* [REQUIREMENTS] Search the data for the word "series". Reproduce every line where it is found.

[Start MATERIAL]

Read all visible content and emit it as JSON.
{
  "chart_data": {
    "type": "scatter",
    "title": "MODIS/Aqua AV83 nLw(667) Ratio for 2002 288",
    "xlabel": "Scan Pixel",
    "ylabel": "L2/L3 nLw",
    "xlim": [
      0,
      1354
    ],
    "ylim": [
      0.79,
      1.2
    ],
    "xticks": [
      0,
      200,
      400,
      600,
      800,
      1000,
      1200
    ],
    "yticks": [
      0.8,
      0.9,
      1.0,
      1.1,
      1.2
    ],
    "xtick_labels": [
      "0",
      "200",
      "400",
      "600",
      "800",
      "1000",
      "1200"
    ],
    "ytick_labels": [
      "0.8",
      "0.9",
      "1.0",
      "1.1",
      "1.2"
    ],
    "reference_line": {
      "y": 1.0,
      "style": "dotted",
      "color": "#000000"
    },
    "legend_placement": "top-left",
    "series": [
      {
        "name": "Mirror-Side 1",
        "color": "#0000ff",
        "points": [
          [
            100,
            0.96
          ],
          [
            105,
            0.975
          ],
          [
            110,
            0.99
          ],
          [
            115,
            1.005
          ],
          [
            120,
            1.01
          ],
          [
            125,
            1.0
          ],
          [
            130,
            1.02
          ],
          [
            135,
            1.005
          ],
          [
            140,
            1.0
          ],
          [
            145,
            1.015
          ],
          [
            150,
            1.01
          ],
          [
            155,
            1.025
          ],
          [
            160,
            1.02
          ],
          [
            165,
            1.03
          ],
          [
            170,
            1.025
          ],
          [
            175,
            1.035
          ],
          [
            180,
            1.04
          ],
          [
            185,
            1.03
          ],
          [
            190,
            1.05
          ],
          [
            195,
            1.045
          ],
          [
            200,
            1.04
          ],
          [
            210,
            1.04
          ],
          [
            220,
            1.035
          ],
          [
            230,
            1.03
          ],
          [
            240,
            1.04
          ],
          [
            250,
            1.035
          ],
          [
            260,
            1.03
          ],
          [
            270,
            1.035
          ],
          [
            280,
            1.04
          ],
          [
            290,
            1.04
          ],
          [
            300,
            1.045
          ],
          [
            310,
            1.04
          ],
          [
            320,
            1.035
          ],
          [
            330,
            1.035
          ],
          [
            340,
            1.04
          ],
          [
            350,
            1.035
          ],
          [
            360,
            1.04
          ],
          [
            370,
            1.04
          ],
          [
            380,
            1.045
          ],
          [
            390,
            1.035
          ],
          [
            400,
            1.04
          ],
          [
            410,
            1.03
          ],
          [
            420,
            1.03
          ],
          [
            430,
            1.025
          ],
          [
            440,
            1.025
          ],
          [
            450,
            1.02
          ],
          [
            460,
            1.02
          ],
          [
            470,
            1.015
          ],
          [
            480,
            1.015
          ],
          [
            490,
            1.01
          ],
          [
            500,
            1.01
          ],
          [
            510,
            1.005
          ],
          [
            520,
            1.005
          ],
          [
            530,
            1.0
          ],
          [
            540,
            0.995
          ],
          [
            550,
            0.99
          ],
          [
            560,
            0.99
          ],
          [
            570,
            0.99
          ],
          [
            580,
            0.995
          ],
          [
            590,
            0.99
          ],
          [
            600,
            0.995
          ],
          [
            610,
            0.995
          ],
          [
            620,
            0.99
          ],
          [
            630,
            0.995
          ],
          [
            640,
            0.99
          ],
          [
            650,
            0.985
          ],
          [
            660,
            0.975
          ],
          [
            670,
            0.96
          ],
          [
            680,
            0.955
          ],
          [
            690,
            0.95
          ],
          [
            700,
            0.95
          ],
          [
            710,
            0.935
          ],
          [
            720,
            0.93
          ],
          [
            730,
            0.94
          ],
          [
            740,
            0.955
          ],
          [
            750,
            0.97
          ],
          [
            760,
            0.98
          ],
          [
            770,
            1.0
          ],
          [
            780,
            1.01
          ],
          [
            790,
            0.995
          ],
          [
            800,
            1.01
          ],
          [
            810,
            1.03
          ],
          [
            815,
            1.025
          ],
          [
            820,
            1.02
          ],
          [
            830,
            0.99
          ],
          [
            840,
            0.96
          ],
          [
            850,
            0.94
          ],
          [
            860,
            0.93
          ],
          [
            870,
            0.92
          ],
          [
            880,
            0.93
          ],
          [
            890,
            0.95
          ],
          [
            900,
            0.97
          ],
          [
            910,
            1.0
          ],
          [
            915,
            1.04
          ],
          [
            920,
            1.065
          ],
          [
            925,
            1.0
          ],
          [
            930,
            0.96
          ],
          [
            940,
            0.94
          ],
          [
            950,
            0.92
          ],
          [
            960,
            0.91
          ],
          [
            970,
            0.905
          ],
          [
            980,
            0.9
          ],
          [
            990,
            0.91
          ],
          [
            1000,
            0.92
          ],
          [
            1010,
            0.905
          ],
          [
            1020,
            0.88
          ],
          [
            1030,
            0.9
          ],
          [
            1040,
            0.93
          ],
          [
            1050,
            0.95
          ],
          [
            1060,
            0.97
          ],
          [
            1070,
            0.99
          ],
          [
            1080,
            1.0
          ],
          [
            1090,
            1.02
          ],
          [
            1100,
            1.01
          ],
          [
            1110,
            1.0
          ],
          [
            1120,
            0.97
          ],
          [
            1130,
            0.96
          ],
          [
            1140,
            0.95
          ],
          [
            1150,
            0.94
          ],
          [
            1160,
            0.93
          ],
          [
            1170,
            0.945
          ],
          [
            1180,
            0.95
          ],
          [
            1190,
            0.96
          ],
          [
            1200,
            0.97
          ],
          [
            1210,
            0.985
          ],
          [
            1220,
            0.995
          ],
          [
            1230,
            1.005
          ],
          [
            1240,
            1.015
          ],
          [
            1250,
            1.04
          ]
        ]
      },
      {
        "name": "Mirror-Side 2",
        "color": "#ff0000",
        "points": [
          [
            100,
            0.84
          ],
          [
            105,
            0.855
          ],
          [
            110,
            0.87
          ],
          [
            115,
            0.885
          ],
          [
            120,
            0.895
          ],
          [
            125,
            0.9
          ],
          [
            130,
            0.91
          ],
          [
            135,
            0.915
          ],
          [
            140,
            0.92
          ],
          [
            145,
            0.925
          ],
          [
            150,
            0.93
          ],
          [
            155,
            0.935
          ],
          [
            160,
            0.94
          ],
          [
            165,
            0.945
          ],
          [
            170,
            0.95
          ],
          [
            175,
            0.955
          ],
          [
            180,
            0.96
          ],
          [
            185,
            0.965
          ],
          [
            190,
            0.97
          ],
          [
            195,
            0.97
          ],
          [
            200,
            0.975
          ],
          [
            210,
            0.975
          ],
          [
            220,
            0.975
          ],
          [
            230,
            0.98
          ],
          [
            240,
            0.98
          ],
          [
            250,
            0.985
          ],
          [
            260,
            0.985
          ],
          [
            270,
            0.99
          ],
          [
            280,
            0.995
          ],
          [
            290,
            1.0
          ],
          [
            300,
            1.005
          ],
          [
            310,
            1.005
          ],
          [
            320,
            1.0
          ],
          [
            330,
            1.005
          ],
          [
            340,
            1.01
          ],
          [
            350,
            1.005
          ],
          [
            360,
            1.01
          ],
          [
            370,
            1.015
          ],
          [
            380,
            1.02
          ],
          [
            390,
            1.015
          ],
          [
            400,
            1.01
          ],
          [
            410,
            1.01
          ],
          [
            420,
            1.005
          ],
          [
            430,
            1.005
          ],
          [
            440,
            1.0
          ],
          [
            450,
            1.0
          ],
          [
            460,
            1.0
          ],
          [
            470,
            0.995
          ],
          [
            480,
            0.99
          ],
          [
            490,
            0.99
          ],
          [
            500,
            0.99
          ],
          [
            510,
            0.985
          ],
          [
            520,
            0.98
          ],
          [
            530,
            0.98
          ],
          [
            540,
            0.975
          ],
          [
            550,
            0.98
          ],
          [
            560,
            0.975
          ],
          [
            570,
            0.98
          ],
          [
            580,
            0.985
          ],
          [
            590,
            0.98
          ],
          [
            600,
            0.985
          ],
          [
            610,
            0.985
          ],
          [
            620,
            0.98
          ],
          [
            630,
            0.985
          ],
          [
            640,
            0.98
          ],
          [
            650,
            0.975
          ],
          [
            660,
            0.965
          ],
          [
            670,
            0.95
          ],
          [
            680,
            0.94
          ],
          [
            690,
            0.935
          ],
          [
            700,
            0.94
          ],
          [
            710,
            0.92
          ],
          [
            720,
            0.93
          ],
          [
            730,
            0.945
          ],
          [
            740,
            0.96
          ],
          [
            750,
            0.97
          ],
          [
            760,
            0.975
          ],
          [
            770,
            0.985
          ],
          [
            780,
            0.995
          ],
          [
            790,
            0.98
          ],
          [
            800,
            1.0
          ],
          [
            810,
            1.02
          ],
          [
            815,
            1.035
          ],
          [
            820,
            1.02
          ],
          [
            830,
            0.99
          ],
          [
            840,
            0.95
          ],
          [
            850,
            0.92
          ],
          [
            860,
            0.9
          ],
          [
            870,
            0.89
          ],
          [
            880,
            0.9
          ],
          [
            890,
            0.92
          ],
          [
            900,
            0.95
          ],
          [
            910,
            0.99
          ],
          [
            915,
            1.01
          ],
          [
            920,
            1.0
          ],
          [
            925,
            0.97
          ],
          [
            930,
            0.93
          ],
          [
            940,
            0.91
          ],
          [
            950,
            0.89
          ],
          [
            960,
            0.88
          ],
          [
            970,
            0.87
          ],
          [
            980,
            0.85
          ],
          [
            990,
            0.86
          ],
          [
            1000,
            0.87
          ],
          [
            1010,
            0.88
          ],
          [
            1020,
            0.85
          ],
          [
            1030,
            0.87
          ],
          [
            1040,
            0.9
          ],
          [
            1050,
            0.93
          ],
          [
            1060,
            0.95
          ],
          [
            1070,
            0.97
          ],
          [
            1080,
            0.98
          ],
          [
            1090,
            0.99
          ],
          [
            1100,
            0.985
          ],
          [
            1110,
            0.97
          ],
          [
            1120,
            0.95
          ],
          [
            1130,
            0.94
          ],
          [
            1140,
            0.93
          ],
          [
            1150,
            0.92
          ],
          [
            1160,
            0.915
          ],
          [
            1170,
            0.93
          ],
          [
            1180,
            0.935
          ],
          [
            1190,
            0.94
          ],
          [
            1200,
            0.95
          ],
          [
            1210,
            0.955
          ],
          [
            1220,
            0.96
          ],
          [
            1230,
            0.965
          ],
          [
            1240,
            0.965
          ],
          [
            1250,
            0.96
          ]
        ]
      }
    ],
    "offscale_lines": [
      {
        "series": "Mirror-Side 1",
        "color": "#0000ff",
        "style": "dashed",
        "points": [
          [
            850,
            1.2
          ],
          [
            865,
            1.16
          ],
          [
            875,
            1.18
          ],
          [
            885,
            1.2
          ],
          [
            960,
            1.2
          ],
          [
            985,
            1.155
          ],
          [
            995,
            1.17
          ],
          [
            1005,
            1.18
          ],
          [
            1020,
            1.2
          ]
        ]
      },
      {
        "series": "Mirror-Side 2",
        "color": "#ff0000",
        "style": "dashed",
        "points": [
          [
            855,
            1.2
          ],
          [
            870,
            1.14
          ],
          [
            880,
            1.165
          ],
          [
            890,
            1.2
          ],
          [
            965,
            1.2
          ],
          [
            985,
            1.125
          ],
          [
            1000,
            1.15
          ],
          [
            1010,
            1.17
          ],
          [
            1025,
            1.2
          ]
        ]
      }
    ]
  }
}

[End MATERIAL]

* [WRITTEN SOLUTION]
    "series": [
        "series": "Mirror-Side 1",
        "series": "Mirror-Side 2",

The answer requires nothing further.